→ WRITTEN INSTRUCTION
Reproduce only this part of the listing: the line with "Convert this screenshot", plus every line after it through the last.

(Data listing)
## Begin

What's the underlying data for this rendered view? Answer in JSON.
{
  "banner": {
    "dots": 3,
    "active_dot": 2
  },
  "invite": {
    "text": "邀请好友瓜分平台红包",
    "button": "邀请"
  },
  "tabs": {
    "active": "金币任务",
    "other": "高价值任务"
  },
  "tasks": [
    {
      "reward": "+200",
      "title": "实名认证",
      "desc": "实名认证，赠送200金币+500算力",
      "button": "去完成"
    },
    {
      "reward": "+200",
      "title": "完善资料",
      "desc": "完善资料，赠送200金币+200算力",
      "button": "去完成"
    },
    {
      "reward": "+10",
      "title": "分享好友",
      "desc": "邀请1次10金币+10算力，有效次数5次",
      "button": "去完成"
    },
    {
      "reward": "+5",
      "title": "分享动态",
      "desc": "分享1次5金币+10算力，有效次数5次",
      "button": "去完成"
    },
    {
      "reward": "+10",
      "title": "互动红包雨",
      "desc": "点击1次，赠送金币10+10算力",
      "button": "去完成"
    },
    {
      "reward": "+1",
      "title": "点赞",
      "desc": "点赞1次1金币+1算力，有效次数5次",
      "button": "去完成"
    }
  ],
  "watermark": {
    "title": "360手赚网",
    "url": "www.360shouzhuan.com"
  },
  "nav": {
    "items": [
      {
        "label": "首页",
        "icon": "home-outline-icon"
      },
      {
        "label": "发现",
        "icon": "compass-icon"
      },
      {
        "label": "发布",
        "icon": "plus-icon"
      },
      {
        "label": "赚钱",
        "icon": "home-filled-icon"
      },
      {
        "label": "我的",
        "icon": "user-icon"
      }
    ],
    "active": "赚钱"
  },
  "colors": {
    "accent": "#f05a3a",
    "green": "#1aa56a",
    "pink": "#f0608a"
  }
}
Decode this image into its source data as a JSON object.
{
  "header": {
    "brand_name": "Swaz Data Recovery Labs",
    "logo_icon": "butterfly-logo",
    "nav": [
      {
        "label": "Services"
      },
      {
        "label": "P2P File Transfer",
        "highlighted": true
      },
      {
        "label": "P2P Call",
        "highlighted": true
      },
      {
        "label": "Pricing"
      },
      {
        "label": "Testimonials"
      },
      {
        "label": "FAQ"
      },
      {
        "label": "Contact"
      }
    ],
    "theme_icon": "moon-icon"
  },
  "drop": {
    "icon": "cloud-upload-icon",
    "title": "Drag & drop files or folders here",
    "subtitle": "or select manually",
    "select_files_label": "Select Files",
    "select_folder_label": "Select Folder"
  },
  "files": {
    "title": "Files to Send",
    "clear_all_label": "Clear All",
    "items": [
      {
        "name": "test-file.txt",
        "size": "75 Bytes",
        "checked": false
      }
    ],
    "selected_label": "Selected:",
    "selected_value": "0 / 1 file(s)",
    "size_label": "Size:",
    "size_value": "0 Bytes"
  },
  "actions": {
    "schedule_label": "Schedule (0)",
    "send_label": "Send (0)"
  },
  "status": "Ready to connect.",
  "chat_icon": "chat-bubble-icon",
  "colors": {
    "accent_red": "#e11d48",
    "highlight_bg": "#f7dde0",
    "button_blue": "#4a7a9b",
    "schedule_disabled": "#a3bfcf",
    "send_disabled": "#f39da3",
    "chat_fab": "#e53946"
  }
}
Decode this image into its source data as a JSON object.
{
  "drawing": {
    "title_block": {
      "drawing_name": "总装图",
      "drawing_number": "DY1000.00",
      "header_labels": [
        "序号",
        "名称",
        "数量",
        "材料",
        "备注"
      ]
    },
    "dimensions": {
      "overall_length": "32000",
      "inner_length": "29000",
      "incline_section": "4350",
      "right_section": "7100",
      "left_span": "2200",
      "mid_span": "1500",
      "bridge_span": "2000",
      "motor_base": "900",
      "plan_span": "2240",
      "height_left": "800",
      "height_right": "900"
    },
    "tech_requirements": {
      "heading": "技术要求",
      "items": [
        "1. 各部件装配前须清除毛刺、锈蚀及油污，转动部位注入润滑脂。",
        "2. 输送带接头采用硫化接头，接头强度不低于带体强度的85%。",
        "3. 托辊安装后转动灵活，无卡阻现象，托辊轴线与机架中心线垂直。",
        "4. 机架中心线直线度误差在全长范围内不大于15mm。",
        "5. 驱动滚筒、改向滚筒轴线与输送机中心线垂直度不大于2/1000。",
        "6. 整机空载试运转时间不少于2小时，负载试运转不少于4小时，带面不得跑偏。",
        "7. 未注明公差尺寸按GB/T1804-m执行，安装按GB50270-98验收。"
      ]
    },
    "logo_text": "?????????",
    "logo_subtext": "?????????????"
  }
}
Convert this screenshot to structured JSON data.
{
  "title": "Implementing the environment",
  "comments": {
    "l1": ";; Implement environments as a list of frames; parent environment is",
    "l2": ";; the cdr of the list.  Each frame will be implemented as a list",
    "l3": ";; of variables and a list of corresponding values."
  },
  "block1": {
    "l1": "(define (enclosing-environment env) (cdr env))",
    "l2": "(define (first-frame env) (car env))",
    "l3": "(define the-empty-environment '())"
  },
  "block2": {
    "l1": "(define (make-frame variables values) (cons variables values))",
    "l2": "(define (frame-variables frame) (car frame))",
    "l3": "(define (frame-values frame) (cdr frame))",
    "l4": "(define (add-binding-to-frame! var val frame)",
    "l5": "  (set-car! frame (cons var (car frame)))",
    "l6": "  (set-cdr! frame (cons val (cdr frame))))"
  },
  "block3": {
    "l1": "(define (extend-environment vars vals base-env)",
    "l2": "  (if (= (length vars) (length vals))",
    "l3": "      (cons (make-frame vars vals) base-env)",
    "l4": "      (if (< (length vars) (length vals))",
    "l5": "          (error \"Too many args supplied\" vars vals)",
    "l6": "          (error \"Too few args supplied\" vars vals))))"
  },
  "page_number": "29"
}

## End

→ RESULT OF THIS TASK
Convert this screenshot to structured JSON data.
{
  "title": "Implementing the environment",
  "comments": {
    "l1": ";; Implement environments as a list of frames; parent environment is",
    "l2": ";; the cdr of the list.  Each frame will be implemented as a list",
    "l3": ";; of variables and a list of corresponding values."
  },
  "block1": {
    "l1": "(define (enclosing-environment env) (cdr env))",
    "l2": "(define (first-frame env) (car env))",
    "l3": "(define the-empty-environment '())"
  },
  "block2": {
    "l1": "(define (make-frame variables values) (cons variables values))",
    "l2": "(define (frame-variables frame) (car frame))",
    "l3": "(define (frame-values frame) (cdr frame))",
    "l4": "(define (add-binding-to-frame! var val frame)",
    "l5": "  (set-car! frame (cons var (car frame)))",
    "l6": "  (set-cdr! frame (cons val (cdr frame))))"
  },
  "block3": {
    "l1": "(define (extend-environment vars vals base-env)",
    "l2": "  (if (= (length vars) (length vals))",
    "l3": "      (cons (make-frame vars vals) base-env)",
    "l4": "      (if (< (length vars) (length vals))",
    "l5": "          (error \"Too many args supplied\" vars vals)",
    "l6": "          (error \"Too few args supplied\" vars vals))))"
  },
  "page_number": "29"
}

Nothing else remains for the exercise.